• [PROBLEM REQUIREMENTS] In the forum thread on day trading, which stock does Quantum Diabetes name as their best?

• [DOCUMENT PASSAGE]
# Day Trading, have you tried your hand at it?



## troon patrol (Feb 21, 2021)

The more I read/watch about it the more curious I get, has anyone here taken a shot at it? Did you find sucess or find it not worth your time?


----------



## Mediocre (Feb 21, 2021)

Not really, I am more of a buy and hold type of person. I did mess around with penny stocks at one time but eh, it's too stressful.


----------



## oldTireWater (Feb 21, 2021)

I strong market can make you think you've got shit figured out...but you don't.


----------



## Quantum Diabetes (Feb 21, 2021)

I've been doing it for about 6 weeks now. Mostly doing OK, just an extra $15-20 here and there. 
My best stock is the Philips 66 gasoline company, actually none of my high performance stocks are what they hype up elsewhere. I did experience some paper hands when I should have held but I'll keep chugging along.


----------



## Secret Asshole (Feb 21, 2021)

It used to be, but algorithmic trading pretty much slashed it. Of course, you could always just go full retard with it because the market doesn't predict chaos ala GME.


----------



## Chaos Theorist (Feb 21, 2021)

I like to trade Mondays for Fridays because I'm always chasing that Friday feeling


----------



## Deepthoughts (Feb 21, 2021)

Its great for people who like to gamble. Besides that quant/algorithmic trading has almost completely killed it.


----------



## likeacrackado (Feb 21, 2021)

tldr: they'll wring you like a towel to make them money

With that said I don't think long term retail investing is a bad idea if you do research.


----------



## Freshly Baked Socks (Feb 21, 2021)

Yes. This past year has been fun, from HODLing TSLA, to the big GME squeeze.

I look forward to another exciting year!


----------



## HOMO FOR LIFE (Feb 21, 2021)

Freshly Baked Socks said:


> Yes. This past year has been fun, from HODLing TSLA, to the big GME squeeze.
> 
> I look forward to another exciting year!


Great crash yo


----------



## Picklechu (Feb 22, 2021)

HOMO FOR LIFE said:


> Great crash yo


That just means retirement goes on sale.


----------



## Freshly Baked Socks (Feb 22, 2021)

HOMO FOR LIFE said:


> Great crash yo


----------



## Bassomatic (Feb 22, 2021)

I've played with it when younger and poorer. It's stressful, and I really didn't enjoy what little I made. Buy and hold is the way to go and dump what you don't like/need/trust. 

If you want to stare at like 4 screens and try to make some cash, I don't think traditional stocks is the way to go anymore.

Currently, right now the market is very high, so you'll need a grip of capital (or current investments) to really make any reasonable income, look into an LLC to file for taxation if you're serious. Cap gains stings too so always factor that before you click Go.


----------



## Otterly (Feb 26, 2021)

No. Too poor, too cowardly, too inexperienced  and live somewhere with too high taxes (also too honest and thus pay said taxes...) I have a few coins I think might work and will sit on them for a while.


----------



## Socrates (Feb 26, 2021)

it's a good way to watch your hard earned cash fly into hedge fund pockets in slow motion


----------



## RussianParasite (Feb 26, 2021)

Ive done it frequently over the past 4-5 years or so. I’ve gained a lot more than I’ve lost which is nice (so far). If you can’t read/understand an earnings report, don’t know market fundamentals and don’t do research then it’s a dangerous game and just straight gambling really. Even if you can do/know these things it can still be dangerous— equities are fickle as fuck.

• [GIVEN RECORDS]
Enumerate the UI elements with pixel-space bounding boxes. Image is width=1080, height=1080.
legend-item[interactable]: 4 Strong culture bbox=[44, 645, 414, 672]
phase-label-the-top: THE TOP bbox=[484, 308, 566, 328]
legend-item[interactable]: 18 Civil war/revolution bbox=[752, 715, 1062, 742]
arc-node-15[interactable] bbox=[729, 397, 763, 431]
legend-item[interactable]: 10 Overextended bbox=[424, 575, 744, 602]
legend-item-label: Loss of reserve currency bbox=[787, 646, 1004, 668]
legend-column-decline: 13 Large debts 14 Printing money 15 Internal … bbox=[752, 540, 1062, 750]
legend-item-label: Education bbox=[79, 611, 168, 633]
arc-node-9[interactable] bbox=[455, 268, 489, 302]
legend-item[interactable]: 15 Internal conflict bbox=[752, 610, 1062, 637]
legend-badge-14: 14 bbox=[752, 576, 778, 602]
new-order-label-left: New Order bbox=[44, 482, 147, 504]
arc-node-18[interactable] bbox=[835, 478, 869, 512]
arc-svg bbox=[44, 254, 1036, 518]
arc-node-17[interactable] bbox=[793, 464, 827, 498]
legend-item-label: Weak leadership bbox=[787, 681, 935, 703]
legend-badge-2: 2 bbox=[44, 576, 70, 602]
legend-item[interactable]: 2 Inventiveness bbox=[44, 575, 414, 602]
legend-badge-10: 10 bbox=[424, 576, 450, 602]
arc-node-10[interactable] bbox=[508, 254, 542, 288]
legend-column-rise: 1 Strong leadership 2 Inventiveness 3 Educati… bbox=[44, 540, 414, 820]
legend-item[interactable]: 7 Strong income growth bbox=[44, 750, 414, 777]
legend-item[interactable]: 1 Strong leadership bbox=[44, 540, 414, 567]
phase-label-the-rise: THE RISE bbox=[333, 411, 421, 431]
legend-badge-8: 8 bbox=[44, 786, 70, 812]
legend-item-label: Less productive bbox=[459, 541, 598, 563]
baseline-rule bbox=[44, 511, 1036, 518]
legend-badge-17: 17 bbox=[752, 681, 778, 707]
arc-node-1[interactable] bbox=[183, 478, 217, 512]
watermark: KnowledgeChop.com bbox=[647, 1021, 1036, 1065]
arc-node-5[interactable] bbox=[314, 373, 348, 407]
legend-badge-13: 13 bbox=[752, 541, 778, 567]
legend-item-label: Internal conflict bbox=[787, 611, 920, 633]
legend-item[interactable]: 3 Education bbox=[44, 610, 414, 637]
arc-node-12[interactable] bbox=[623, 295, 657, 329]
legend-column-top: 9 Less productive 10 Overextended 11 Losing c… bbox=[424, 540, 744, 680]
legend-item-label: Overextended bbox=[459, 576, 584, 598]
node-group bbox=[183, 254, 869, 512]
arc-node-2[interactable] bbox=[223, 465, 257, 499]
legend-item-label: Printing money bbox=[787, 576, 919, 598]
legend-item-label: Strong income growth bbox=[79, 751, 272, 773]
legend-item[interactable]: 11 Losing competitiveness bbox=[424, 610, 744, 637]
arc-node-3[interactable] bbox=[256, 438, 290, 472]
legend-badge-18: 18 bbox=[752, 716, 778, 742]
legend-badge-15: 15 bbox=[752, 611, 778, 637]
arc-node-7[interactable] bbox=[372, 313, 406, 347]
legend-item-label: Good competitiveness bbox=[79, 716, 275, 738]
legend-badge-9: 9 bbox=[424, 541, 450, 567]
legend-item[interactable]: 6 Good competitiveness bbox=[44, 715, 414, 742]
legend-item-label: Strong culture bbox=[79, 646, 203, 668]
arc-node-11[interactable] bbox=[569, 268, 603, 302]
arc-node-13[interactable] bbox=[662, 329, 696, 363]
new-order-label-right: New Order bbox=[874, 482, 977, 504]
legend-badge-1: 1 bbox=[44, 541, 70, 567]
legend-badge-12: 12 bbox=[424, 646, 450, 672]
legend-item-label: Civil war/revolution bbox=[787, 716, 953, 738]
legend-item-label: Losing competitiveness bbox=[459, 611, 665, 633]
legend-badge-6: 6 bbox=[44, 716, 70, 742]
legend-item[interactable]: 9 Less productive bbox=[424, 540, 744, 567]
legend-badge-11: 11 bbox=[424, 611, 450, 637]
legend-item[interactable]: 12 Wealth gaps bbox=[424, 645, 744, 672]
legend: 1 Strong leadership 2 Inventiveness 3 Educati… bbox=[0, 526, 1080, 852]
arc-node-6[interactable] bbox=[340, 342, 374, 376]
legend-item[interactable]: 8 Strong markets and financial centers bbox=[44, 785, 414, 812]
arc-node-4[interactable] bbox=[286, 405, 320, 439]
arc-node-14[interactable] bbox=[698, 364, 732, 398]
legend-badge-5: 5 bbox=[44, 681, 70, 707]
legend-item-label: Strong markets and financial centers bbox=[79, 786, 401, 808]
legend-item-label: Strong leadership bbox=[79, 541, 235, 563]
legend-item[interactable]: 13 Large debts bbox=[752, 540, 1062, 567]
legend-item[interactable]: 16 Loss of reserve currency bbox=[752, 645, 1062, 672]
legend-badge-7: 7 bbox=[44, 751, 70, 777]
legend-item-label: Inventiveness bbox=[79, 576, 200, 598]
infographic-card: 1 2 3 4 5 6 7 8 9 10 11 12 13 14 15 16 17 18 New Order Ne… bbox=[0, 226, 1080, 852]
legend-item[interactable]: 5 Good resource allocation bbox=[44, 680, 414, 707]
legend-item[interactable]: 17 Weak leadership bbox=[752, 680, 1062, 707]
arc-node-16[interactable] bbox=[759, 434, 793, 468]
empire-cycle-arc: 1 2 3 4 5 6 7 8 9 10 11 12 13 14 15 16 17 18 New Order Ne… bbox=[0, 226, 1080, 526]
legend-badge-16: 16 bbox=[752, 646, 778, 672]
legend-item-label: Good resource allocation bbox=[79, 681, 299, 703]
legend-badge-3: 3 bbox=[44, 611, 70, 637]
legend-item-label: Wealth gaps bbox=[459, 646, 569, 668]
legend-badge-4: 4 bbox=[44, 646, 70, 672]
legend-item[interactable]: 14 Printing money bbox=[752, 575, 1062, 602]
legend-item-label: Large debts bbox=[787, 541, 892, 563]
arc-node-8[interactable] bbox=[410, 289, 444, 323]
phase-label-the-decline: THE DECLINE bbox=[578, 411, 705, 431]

• [WRITTEN RESPONSE] The Philips 66 gasoline company.